**What the exercise asks**
Repeat each entry exactly and drop the pictures.

**Task inputs**
===============
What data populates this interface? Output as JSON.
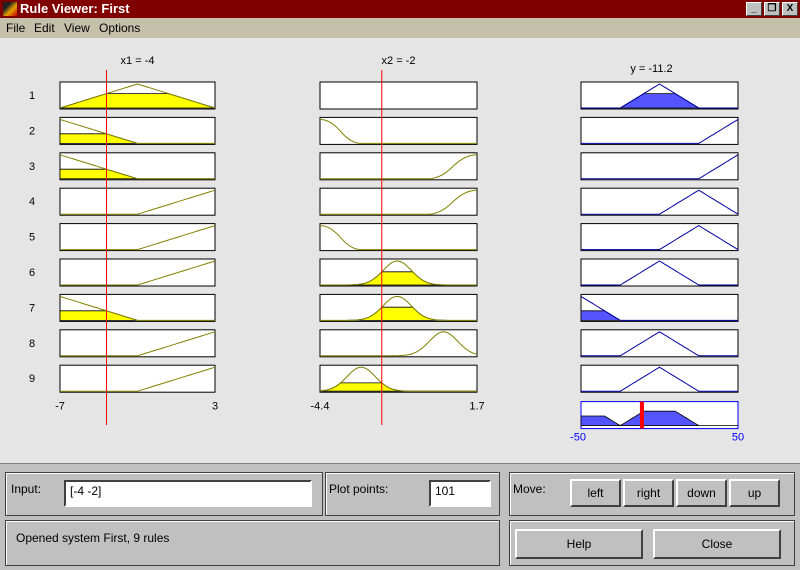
{
  "window": {
    "title": "Rule Viewer: First",
    "minimize": "_",
    "restore": "❐",
    "close": "X"
  },
  "menu": [
    "File",
    "Edit",
    "View",
    "Options"
  ],
  "colors": {
    "input_mf": "#808000",
    "input_fill": "#ffff00",
    "output_mf": "#0000a0",
    "output_fill": "#5555ff",
    "indicator": "#ff0000",
    "output_axis": "#0000ff"
  },
  "inputs": [
    {
      "label": "x1 = -4",
      "value": -4,
      "range": [
        -7,
        3
      ],
      "min_label": "-7",
      "max_label": "3",
      "mfs": [
        [
          "tri",
          -7,
          -2,
          3
        ],
        [
          "ramp_down",
          -7,
          -2
        ],
        [
          "ramp_down",
          -7,
          -2
        ],
        [
          "ramp_up",
          -2,
          3
        ],
        [
          "ramp_up",
          -2,
          3
        ],
        [
          "ramp_up",
          -2,
          3
        ],
        [
          "ramp_down",
          -7,
          -2
        ],
        [
          "ramp_up",
          -2,
          3
        ],
        [
          "ramp_up",
          -2,
          3
        ]
      ]
    },
    {
      "label": "x2 = -2",
      "value": -2,
      "range": [
        -4.4,
        1.7
      ],
      "min_label": "-4.4",
      "max_label": "1.7",
      "mfs": [
        [
          "none"
        ],
        [
          "z",
          -4.4,
          -2.8
        ],
        [
          "s",
          -0.2,
          1.7
        ],
        [
          "s",
          -0.2,
          1.7
        ],
        [
          "z",
          -4.4,
          -2.8
        ],
        [
          "gauss",
          -1.4,
          0.55
        ],
        [
          "gauss",
          -1.4,
          0.55
        ],
        [
          "gauss",
          0.4,
          0.55
        ],
        [
          "gauss",
          -2.8,
          0.55
        ]
      ]
    }
  ],
  "output": {
    "label": "y = -11.2",
    "value": -11.2,
    "range": [
      -50,
      50
    ],
    "min_label": "-50",
    "max_label": "50",
    "mfs": [
      [
        "tri",
        -25,
        0,
        25
      ],
      [
        "tri",
        25,
        50,
        75
      ],
      [
        "tri",
        25,
        50,
        75
      ],
      [
        "tri",
        0,
        25,
        50
      ],
      [
        "tri",
        0,
        25,
        50
      ],
      [
        "tri",
        -25,
        0,
        25
      ],
      [
        "tri",
        -75,
        -50,
        -25
      ],
      [
        "tri",
        -25,
        0,
        25
      ],
      [
        "tri",
        -25,
        0,
        25
      ]
    ]
  },
  "rule_numbers": [
    "1",
    "2",
    "3",
    "4",
    "5",
    "6",
    "7",
    "8",
    "9"
  ],
  "controls": {
    "input_label": "Input:",
    "input_value": "[-4 -2]",
    "plot_points_label": "Plot points:",
    "plot_points_value": "101",
    "move_label": "Move:",
    "left": "left",
    "right": "right",
    "down": "down",
    "up": "up",
    "help": "Help",
    "close": "Close"
  },
  "status": "Opened system First, 9 rules"
}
===============
**Answer**
What data populates this interface? Output as JSON.
{
  "window": {
    "title": "Rule Viewer: First",
    "minimize": "_",
    "restore": "❐",
    "close": "X"
  },
  "menu": [
    "File",
    "Edit",
    "View",
    "Options"
  ],
  "colors": {
    "input_mf": "#808000",
    "input_fill": "#ffff00",
    "output_mf": "#0000a0",
    "output_fill": "#5555ff",
    "indicator": "#ff0000",
    "output_axis": "#0000ff"
  },
  "inputs": [
    {
      "label": "x1 = -4",
      "value": -4,
      "range": [
        -7,
        3
      ],
      "min_label": "-7",
      "max_label": "3",
      "mfs": [
        [
          "tri",
          -7,
          -2,
          3
        ],
        [
          "ramp_down",
          -7,
          -2
        ],
        [
          "ramp_down",
          -7,
          -2
        ],
        [
          "ramp_up",
          -2,
          3
        ],
        [
          "ramp_up",
          -2,
          3
        ],
        [
          "ramp_up",
          -2,
          3
        ],
        [
          "ramp_down",
          -7,
          -2
        ],
        [
          "ramp_up",
          -2,
          3
        ],
        [
          "ramp_up",
          -2,
          3
        ]
      ]
    },
    {
      "label": "x2 = -2",
      "value": -2,
      "range": [
        -4.4,
        1.7
      ],
      "min_label": "-4.4",
      "max_label": "1.7",
      "mfs": [
        [
          "none"
        ],
        [
          "z",
          -4.4,
          -2.8
        ],
        [
          "s",
          -0.2,
          1.7
        ],
        [
          "s",
          -0.2,
          1.7
        ],
        [
          "z",
          -4.4,
          -2.8
        ],
        [
          "gauss",
          -1.4,
          0.55
        ],
        [
          "gauss",
          -1.4,
          0.55
        ],
        [
          "gauss",
          0.4,
          0.55
        ],
        [
          "gauss",
          -2.8,
          0.55
        ]
      ]
    }
  ],
  "output": {
    "label": "y = -11.2",
    "value": -11.2,
    "range": [
      -50,
      50
    ],
    "min_label": "-50",
    "max_label": "50",
    "mfs": [
      [
        "tri",
        -25,
        0,
        25
      ],
      [
        "tri",
        25,
        50,
        75
      ],
      [
        "tri",
        25,
        50,
        75
      ],
      [
        "tri",
        0,
        25,
        50
      ],
      [
        "tri",
        0,
        25,
        50
      ],
      [
        "tri",
        -25,
        0,
        25
      ],
      [
        "tri",
        -75,
        -50,
        -25
      ],
      [
        "tri",
        -25,
        0,
        25
      ],
      [
        "tri",
        -25,
        0,
        25
      ]
    ]
  },
  "rule_numbers": [
    "1",
    "2",
    "3",
    "4",
    "5",
    "6",
    "7",
    "8",
    "9"
  ],
  "controls": {
    "input_label": "Input:",
    "input_value": "[-4 -2]",
    "plot_points_label": "Plot points:",
    "plot_points_value": "101",
    "move_label": "Move:",
    "left": "left",
    "right": "right",
    "down": "down",
    "up": "up",
    "help": "Help",
    "close": "Close"
  },
  "status": "Opened system First, 9 rules"
}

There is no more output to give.